━━━━━ The data

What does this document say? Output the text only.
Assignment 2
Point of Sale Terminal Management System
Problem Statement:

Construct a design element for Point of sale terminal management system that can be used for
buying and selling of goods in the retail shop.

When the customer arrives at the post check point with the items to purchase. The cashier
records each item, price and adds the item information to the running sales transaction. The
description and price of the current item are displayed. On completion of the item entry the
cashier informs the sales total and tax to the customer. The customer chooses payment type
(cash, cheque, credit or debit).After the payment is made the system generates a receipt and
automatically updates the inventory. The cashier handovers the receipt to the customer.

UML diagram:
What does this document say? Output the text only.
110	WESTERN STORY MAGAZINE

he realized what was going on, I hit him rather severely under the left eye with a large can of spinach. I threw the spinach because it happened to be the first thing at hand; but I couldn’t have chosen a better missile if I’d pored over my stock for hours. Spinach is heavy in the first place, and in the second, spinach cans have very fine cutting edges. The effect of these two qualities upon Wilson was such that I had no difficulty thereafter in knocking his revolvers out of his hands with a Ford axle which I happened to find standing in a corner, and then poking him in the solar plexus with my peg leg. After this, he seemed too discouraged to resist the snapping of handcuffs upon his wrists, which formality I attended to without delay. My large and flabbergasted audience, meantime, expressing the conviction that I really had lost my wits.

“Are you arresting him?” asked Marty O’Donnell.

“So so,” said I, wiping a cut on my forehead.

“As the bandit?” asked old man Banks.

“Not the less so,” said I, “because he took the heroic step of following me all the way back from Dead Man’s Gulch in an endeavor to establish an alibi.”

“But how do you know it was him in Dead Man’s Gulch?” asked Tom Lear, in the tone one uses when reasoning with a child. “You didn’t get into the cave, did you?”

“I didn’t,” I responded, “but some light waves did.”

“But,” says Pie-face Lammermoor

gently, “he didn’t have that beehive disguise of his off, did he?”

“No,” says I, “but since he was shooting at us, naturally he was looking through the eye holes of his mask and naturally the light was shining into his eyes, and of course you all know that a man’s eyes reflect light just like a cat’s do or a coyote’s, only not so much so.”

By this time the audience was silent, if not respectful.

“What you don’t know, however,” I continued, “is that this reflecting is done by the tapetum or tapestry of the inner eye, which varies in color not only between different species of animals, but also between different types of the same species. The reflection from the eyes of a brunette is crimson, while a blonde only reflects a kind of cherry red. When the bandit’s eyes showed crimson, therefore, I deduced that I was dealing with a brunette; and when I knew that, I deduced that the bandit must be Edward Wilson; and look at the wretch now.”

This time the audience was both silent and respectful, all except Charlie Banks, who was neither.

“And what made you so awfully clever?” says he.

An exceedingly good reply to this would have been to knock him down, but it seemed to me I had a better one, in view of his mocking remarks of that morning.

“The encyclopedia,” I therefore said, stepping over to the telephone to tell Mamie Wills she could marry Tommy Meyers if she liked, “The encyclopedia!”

━━━━━━━━━━

§ Exercise description: Faithfully transcribe the whole of the data.

§ Result of the exercise:
What does this document say? Output the text only.
Assignment 2
Point of Sale Terminal Management System
Problem Statement:

Construct a design element for Point of sale terminal management system that can be used for
buying and selling of goods in the retail shop.

When the customer arrives at the post check point with the items to purchase. The cashier
records each item, price and adds the item information to the running sales transaction. The
description and price of the current item are displayed. On completion of the item entry the
cashier informs the sales total and tax to the customer. The customer chooses payment type
(cash, cheque, credit or debit).After the payment is made the system generates a receipt and
automatically updates the inventory. The cashier handovers the receipt to the customer.

UML diagram:
What does this document say? Output the text only.
110	WESTERN STORY MAGAZINE

he realized what was going on, I hit him rather severely under the left eye with a large can of spinach. I threw the spinach because it happened to be the first thing at hand; but I couldn’t have chosen a better missile if I’d pored over my stock for hours. Spinach is heavy in the first place, and in the second, spinach cans have very fine cutting edges. The effect of these two qualities upon Wilson was such that I had no difficulty thereafter in knocking his revolvers out of his hands with a Ford axle which I happened to find standing in a corner, and then poking him in the solar plexus with my peg leg. After this, he seemed too discouraged to resist the snapping of handcuffs upon his wrists, which formality I attended to without delay. My large and flabbergasted audience, meantime, expressing the conviction that I really had lost my wits.

“Are you arresting him?” asked Marty O’Donnell.

“So so,” said I, wiping a cut on my forehead.

“As the bandit?” asked old man Banks.

“Not the less so,” said I, “because he took the heroic step of following me all the way back from Dead Man’s Gulch in an endeavor to establish an alibi.”

“But how do you know it was him in Dead Man’s Gulch?” asked Tom Lear, in the tone one uses when reasoning with a child. “You didn’t get into the cave, did you?”

“I didn’t,” I responded, “but some light waves did.”

“But,” says Pie-face Lammermoor

gently, “he didn’t have that beehive disguise of his off, did he?”

“No,” says I, “but since he was shooting at us, naturally he was looking through the eye holes of his mask and naturally the light was shining into his eyes, and of course you all know that a man’s eyes reflect light just like a cat’s do or a coyote’s, only not so much so.”

By this time the audience was silent, if not respectful.

“What you don’t know, however,” I continued, “is that this reflecting is done by the tapetum or tapestry of the inner eye, which varies in color not only between different species of animals, but also between different types of the same species. The reflection from the eyes of a brunette is crimson, while a blonde only reflects a kind of cherry red. When the bandit’s eyes showed crimson, therefore, I deduced that I was dealing with a brunette; and when I knew that, I deduced that the bandit must be Edward Wilson; and look at the wretch now.”

This time the audience was both silent and respectful, all except Charlie Banks, who was neither.

“And what made you so awfully clever?” says he.

An exceedingly good reply to this would have been to knock him down, but it seemed to me I had a better one, in view of his mocking remarks of that morning.

“The encyclopedia,” I therefore said, stepping over to the telephone to tell Mamie Wills she could marry Tommy Meyers if she liked, “The encyclopedia!”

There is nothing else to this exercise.